**** Listing ****

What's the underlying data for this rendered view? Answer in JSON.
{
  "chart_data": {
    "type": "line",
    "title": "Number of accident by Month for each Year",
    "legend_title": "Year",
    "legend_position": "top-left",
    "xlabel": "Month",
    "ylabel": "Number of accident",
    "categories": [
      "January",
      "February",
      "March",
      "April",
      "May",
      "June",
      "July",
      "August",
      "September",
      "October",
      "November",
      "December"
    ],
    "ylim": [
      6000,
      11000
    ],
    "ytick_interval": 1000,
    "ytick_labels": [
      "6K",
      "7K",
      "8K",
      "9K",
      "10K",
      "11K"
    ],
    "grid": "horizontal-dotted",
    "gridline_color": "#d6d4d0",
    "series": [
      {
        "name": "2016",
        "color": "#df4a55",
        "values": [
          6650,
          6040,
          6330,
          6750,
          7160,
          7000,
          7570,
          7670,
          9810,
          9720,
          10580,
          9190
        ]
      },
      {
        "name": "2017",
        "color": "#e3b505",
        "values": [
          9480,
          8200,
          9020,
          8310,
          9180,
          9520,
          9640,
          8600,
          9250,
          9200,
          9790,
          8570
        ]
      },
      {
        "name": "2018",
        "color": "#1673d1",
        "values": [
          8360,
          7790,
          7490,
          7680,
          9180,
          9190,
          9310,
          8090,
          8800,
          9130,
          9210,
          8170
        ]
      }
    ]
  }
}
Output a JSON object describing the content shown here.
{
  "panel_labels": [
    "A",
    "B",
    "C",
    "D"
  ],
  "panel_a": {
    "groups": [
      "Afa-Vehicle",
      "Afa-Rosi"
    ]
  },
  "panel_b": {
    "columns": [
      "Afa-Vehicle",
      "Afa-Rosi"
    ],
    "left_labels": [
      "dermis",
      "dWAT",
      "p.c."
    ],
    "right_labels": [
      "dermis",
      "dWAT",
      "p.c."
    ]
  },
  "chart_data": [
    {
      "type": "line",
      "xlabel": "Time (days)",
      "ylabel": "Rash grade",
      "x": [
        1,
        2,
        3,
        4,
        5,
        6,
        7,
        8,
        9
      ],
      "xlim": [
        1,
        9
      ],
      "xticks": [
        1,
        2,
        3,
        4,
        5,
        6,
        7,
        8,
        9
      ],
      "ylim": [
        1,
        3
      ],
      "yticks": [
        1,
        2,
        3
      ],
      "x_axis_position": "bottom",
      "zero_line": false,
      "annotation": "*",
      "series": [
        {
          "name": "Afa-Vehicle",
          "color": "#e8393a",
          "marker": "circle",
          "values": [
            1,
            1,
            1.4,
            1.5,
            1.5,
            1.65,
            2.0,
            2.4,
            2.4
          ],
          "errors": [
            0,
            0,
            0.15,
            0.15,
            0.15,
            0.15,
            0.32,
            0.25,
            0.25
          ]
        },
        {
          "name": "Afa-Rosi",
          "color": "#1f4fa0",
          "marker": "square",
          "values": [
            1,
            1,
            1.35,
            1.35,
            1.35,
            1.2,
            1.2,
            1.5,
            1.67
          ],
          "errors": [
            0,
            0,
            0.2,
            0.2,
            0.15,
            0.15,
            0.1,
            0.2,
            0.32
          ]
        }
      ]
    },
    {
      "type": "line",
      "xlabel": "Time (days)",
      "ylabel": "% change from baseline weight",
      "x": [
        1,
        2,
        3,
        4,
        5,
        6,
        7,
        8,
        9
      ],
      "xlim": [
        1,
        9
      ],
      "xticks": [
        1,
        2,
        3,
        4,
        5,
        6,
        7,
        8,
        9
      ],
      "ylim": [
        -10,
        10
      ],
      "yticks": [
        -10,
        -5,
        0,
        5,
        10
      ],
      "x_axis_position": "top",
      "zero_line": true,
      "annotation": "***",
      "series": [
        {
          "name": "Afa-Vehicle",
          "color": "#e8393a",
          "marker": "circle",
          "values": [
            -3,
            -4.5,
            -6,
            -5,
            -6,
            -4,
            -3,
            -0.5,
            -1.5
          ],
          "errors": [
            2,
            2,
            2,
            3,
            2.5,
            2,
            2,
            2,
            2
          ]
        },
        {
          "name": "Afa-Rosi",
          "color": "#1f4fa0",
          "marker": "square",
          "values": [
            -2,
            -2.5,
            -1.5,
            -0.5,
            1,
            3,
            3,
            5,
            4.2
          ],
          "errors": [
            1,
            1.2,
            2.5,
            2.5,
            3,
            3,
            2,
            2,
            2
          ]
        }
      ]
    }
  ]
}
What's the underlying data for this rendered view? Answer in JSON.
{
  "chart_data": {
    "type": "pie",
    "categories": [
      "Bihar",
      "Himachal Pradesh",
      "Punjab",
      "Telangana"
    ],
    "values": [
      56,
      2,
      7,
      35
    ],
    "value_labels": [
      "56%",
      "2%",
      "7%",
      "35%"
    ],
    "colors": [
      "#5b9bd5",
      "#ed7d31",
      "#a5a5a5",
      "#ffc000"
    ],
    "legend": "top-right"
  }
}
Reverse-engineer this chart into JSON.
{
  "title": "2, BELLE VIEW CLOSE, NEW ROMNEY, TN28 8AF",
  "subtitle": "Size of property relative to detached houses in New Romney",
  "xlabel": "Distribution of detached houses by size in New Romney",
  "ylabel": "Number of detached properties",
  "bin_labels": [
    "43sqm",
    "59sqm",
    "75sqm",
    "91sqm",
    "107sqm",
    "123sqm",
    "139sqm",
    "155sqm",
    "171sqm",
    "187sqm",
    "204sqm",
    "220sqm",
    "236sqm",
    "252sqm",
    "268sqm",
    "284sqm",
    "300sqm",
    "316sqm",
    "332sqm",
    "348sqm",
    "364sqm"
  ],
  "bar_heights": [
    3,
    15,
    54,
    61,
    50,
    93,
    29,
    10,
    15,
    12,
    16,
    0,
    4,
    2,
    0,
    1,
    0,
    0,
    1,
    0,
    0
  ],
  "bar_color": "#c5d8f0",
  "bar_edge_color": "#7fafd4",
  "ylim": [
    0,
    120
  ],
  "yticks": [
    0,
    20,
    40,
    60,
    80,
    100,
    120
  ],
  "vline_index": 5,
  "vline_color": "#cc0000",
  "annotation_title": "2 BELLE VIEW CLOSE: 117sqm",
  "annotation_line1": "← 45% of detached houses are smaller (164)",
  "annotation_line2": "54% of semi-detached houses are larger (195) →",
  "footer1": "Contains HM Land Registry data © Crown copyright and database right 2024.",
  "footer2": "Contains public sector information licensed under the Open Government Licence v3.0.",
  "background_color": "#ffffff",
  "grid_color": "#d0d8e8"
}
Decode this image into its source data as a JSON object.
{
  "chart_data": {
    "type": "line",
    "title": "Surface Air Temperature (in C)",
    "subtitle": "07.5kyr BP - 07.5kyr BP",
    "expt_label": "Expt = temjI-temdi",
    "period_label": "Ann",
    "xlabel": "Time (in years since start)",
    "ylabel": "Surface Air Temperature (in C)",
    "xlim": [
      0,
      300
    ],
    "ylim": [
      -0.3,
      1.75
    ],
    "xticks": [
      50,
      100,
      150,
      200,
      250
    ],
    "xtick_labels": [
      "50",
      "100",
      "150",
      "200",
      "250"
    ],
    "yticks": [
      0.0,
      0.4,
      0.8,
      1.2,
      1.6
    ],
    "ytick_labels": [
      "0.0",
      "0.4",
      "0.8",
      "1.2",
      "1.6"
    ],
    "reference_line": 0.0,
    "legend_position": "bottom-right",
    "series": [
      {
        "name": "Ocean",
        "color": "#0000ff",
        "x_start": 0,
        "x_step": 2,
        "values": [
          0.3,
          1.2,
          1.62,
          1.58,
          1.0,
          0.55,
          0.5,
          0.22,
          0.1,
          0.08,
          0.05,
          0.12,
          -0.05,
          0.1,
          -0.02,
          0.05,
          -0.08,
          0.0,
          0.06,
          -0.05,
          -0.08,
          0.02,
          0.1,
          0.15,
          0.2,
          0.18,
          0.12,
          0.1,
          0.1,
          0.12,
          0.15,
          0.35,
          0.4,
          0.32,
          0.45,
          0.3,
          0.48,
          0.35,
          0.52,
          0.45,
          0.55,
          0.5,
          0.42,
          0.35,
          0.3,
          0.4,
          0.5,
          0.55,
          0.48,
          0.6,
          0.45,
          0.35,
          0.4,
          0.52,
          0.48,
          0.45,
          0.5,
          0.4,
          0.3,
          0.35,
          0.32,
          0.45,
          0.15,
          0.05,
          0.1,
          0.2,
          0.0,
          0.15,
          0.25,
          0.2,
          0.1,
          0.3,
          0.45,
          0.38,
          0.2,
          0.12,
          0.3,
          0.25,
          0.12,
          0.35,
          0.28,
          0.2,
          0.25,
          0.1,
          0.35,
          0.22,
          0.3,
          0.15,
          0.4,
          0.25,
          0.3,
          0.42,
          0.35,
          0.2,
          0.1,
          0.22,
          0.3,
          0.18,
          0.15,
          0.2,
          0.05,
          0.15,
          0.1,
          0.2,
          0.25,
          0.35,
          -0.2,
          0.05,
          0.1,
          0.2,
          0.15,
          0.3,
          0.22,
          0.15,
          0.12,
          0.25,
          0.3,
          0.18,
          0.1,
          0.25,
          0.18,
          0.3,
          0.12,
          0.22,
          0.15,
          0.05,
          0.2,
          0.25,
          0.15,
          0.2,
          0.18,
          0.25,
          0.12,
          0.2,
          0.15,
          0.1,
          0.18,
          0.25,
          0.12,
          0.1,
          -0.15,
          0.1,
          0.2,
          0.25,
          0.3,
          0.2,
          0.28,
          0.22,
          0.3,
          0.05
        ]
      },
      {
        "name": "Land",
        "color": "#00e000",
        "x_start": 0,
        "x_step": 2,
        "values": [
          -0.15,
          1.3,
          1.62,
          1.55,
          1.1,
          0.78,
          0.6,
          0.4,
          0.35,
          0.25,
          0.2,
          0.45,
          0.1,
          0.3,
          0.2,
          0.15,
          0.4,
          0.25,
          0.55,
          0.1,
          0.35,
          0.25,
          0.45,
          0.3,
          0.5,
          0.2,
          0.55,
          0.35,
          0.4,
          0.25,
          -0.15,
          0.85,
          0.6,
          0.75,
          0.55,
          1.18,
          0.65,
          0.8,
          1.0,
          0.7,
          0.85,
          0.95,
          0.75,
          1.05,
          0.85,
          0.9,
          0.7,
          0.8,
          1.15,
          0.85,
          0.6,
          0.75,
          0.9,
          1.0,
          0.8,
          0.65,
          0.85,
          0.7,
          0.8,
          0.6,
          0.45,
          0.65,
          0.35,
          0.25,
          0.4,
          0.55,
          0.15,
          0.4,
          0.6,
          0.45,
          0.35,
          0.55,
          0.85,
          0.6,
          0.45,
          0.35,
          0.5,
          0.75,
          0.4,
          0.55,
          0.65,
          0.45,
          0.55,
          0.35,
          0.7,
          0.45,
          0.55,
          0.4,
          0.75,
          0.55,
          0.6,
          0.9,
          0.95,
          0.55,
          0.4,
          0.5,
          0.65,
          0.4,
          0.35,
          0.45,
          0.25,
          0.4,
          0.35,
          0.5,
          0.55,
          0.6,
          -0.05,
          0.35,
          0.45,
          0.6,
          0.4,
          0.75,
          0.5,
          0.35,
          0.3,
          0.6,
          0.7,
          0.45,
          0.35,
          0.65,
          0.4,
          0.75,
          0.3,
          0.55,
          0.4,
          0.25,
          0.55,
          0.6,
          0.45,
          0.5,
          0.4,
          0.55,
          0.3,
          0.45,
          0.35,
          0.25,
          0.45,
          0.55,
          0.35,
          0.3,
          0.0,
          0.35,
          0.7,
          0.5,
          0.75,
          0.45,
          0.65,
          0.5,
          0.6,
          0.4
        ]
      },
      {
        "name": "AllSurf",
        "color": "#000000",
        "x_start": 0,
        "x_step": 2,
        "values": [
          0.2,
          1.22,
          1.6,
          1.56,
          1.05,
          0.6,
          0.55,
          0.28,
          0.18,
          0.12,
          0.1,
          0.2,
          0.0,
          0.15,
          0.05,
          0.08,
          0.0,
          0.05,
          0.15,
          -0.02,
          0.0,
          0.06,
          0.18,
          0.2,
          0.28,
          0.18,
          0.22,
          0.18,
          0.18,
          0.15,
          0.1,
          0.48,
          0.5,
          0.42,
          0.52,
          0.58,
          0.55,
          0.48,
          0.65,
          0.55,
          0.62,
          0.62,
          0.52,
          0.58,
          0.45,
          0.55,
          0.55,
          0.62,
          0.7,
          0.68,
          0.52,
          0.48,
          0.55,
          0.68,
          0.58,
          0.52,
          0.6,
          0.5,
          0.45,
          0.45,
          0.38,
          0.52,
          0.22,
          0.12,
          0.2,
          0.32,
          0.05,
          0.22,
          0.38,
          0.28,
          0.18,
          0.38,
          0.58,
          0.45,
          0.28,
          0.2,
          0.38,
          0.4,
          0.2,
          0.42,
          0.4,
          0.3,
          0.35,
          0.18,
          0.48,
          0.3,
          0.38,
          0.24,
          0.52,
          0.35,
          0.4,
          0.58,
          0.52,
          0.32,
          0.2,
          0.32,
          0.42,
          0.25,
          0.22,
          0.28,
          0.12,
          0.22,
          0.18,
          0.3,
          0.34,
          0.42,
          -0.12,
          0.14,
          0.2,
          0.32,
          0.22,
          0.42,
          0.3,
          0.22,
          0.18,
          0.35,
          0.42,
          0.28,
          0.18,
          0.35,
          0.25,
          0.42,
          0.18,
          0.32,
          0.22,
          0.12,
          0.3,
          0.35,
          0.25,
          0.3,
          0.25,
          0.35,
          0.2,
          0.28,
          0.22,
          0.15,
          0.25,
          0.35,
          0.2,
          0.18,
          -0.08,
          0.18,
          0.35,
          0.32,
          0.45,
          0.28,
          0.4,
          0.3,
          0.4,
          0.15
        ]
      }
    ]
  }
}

****

• To do: Find the word "this" in the records and pull out each line that has it.

• The result:
What's the underlying data for this rendered view? Answer in JSON.
What's the underlying data for this rendered view? Answer in JSON.
Reverse-engineer this chart into JSON.
Decode this image into its source data as a JSON object.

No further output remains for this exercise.